--- Begin ---

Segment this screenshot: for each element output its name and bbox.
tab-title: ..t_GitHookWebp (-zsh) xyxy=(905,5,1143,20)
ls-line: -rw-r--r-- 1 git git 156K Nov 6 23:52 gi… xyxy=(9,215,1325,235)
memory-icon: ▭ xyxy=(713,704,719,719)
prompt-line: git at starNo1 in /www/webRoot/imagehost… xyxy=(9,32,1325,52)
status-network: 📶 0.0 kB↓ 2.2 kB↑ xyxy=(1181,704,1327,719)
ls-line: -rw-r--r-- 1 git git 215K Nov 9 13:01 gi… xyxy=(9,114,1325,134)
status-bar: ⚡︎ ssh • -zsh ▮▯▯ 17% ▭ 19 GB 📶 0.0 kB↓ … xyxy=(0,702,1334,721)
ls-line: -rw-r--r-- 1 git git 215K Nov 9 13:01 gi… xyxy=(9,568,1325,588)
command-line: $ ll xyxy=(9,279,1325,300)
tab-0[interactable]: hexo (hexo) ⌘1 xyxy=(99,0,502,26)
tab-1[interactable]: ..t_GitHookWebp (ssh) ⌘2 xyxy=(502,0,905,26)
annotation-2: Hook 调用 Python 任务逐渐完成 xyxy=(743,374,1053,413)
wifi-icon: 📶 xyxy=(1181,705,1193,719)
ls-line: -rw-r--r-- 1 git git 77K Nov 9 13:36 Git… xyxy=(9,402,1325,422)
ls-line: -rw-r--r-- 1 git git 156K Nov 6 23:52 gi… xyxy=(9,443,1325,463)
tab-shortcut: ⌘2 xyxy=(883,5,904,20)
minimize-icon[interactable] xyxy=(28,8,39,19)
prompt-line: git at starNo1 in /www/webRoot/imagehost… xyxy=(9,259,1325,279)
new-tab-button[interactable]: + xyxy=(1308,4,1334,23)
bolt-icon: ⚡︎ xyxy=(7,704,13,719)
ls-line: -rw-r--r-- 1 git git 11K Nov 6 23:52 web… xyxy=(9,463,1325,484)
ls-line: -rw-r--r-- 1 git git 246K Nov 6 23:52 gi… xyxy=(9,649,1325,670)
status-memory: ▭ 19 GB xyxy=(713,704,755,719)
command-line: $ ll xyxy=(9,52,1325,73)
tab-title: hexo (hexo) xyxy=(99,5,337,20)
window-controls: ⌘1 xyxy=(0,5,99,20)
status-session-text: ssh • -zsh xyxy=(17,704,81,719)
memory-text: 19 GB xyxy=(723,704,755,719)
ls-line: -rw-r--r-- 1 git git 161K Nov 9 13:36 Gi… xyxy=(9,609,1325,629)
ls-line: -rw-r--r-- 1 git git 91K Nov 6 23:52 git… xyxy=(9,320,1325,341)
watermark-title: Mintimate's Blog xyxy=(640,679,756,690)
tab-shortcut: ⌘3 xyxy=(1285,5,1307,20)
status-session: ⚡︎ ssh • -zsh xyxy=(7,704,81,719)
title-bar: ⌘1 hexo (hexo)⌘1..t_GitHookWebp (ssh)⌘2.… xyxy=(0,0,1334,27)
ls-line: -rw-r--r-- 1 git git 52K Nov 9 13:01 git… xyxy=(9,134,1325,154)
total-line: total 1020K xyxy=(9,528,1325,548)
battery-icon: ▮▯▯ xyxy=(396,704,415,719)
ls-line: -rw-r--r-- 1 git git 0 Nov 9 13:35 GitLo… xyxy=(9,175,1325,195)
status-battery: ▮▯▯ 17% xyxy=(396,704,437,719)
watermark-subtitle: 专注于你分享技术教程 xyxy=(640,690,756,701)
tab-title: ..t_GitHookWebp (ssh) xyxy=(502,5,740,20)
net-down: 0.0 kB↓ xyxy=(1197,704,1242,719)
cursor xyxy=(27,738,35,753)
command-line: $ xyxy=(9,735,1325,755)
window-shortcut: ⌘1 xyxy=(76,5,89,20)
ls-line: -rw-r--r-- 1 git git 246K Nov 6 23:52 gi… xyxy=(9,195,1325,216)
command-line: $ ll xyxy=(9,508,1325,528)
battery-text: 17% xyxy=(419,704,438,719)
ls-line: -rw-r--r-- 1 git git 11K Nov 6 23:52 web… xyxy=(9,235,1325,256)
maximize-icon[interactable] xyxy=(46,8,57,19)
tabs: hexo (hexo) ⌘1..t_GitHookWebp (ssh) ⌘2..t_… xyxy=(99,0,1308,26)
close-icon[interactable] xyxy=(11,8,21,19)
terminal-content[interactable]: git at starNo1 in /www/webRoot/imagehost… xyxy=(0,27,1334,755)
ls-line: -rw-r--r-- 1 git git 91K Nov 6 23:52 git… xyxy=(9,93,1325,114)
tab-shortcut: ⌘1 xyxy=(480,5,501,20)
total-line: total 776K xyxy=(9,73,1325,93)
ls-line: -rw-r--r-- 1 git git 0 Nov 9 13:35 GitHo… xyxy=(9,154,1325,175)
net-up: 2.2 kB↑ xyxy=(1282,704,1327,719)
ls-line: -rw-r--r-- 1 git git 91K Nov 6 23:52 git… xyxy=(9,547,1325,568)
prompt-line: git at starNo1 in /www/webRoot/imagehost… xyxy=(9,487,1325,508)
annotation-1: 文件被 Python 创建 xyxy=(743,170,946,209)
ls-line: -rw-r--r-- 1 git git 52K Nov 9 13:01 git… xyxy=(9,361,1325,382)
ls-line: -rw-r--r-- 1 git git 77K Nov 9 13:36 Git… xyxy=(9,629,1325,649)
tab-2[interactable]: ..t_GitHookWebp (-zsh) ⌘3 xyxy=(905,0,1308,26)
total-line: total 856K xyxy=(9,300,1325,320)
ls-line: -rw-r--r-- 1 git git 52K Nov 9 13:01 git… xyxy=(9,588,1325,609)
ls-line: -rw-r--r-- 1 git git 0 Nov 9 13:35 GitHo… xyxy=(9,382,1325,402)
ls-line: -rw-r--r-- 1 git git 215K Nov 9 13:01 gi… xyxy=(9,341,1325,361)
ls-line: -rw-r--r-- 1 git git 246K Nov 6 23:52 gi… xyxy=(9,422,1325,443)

--- End ---

*Task to carry out*: Recast everything from the first of the rows above down through the line that contains "status-bar: ⚡︎ ssh" as a numbered list, including both ends and leaving out any blank lines.

*Exercise answer*:
1. Segment this screenshot: for each element output its name and bbox.
2. tab-title: ..t_GitHookWebp (-zsh) xyxy=(905,5,1143,20)
3. ls-line: -rw-r--r-- 1 git git 156K Nov 6 23:52 gi… xyxy=(9,215,1325,235)
4. memory-icon: ▭ xyxy=(713,704,719,719)
5. prompt-line: git at starNo1 in /www/webRoot/imagehost… xyxy=(9,32,1325,52)
6. status-network: 📶 0.0 kB↓ 2.2 kB↑ xyxy=(1181,704,1327,719)
7. ls-line: -rw-r--r-- 1 git git 215K Nov 9 13:01 gi… xyxy=(9,114,1325,134)
8. status-bar: ⚡︎ ssh • -zsh ▮▯▯ 17% ▭ 19 GB 📶 0.0 kB↓ … xyxy=(0,702,1334,721)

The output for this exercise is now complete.